§ Trecho selecionado:
◆ ◆ ◆ ◆ ◆ ◆ ◆

Um galope no tempo

Em meio a correria própria das festas de final de ano, entre uma postagem e outra na RSN, pelo olhar do Orlando, que costumo chamar de Negro Meu, fiz uma volta ao passado. Sabe aquelas cenas que você já vivenciou durante a infância e que acabam sendo engolidas pelo dito cujo progresso? Pois é. Ele costuma ir ao um mercadinho ali no Jordão, perto de onde moramos, e para encurtar caminho vai pela vila. São casas simples, do tipo, cadeira na área – como eles chamam o que denominamos de varanda -, churrasqueira portátil, um aparelho de som e, claro, muita música. Enquanto so homens conversam e preparam a carne que será consumida na ceia, as mulheres se comunicam de uma janela a outra. Emprestam um ingrediente aqui, trocam uma receita ali; querem saber que roupa a vizinha vai vestir; enquanto as crianças correm de um lado para o outro à espera do Papai Noel. Ah! Os pisca-piscas são adereços indispensáveis nas janelas e enfeitam também os tradicionais pinheirinhos de Natal. De repente, chega o compadre, vindo do interior, trazendo um pedaço do animal que carneou durante a tarde.

No bar do Polaco, ali na Avenida Rubem Siqueira Ribas, os “solitários”, um em cada canto, bebem o trago da pinga ou o copo de cerveja. O olhar que se perde no horizonte, sem um ponto fixo, dá a entender um devaneio sabe-se lá sobre o que. A cachaça é sorvida num gole só e o pouco que sobrou vai “pro santo”. O homem deixa o copo sobre o balcão e segue o seu rumo. Fico pensando para onde irá, se tem família, ou qual é o problema que lhe consome.

◆ ◆ ◆ ◆ ◆ ◆ ◆

§ Descrição da tarefa:
Com base no trecho selecionado, explique por que Orlando passa pela vila quando vai ao mercadinho no Jordão. Os itens que se seguem constituem material distinto do trecho selecionado.

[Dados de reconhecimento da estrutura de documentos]
◆ ◆ ◆ ◆ ◆ ◆ ◆

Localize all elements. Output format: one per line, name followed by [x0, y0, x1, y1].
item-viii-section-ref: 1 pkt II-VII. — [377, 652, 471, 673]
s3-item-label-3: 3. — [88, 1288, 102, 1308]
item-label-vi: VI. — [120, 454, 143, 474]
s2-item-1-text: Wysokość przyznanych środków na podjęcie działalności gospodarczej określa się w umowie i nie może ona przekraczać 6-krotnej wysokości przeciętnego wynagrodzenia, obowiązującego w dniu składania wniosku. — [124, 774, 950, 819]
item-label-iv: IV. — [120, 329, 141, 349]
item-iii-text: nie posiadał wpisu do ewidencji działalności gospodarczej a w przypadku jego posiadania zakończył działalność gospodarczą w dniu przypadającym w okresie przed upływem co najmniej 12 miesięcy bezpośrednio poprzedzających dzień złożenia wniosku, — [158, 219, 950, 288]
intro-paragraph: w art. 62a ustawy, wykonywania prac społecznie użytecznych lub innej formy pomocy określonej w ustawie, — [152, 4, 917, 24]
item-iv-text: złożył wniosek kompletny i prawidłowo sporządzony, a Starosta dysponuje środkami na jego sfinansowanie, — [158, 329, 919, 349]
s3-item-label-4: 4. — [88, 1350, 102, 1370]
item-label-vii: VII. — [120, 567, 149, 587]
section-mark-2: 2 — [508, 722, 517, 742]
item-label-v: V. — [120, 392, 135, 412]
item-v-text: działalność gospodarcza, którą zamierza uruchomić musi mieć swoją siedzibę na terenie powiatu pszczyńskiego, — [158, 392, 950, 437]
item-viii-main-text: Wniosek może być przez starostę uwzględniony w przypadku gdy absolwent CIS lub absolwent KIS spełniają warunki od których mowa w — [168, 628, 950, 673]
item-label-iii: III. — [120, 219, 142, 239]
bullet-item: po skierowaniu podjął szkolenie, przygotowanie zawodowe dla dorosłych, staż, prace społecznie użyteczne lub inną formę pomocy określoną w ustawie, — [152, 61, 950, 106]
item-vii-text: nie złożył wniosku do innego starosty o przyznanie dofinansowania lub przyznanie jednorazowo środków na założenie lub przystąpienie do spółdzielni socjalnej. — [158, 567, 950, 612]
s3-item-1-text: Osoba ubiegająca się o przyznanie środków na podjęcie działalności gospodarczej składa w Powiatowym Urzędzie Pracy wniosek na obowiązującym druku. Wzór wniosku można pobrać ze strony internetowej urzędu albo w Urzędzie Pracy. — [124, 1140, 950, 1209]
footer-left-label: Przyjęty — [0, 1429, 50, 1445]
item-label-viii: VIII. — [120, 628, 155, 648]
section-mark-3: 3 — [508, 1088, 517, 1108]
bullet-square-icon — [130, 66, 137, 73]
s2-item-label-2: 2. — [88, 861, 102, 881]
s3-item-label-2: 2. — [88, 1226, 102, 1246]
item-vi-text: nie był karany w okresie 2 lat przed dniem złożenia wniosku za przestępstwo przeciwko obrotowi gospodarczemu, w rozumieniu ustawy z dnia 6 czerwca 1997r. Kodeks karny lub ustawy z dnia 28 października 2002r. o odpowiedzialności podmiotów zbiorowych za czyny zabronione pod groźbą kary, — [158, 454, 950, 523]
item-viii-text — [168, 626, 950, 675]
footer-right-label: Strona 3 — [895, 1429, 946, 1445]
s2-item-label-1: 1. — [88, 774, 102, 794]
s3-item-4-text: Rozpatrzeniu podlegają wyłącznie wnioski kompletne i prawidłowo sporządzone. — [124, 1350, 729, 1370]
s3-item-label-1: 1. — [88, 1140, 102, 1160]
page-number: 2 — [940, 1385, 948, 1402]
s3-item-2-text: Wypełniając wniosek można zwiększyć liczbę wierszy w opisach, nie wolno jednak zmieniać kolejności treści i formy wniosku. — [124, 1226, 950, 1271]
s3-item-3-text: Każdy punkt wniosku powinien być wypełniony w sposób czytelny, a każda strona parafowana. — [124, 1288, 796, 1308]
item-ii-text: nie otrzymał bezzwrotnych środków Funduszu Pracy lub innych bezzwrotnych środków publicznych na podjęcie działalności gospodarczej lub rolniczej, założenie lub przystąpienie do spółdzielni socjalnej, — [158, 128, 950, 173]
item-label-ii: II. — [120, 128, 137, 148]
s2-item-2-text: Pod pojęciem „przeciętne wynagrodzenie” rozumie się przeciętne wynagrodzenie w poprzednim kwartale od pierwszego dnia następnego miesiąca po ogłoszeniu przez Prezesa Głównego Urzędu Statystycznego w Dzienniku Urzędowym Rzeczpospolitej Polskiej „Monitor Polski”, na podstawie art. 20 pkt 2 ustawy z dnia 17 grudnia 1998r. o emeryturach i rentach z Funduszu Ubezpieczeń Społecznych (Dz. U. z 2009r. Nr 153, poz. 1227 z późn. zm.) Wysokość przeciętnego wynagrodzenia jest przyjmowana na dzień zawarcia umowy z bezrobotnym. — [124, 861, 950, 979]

◆ ◆ ◆ ◆ ◆ ◆ ◆

§ Resposta à tarefa:
Orlando passa pela vila para encurtar o caminho até o mercadinho, situado no Jordão, perto de onde moram.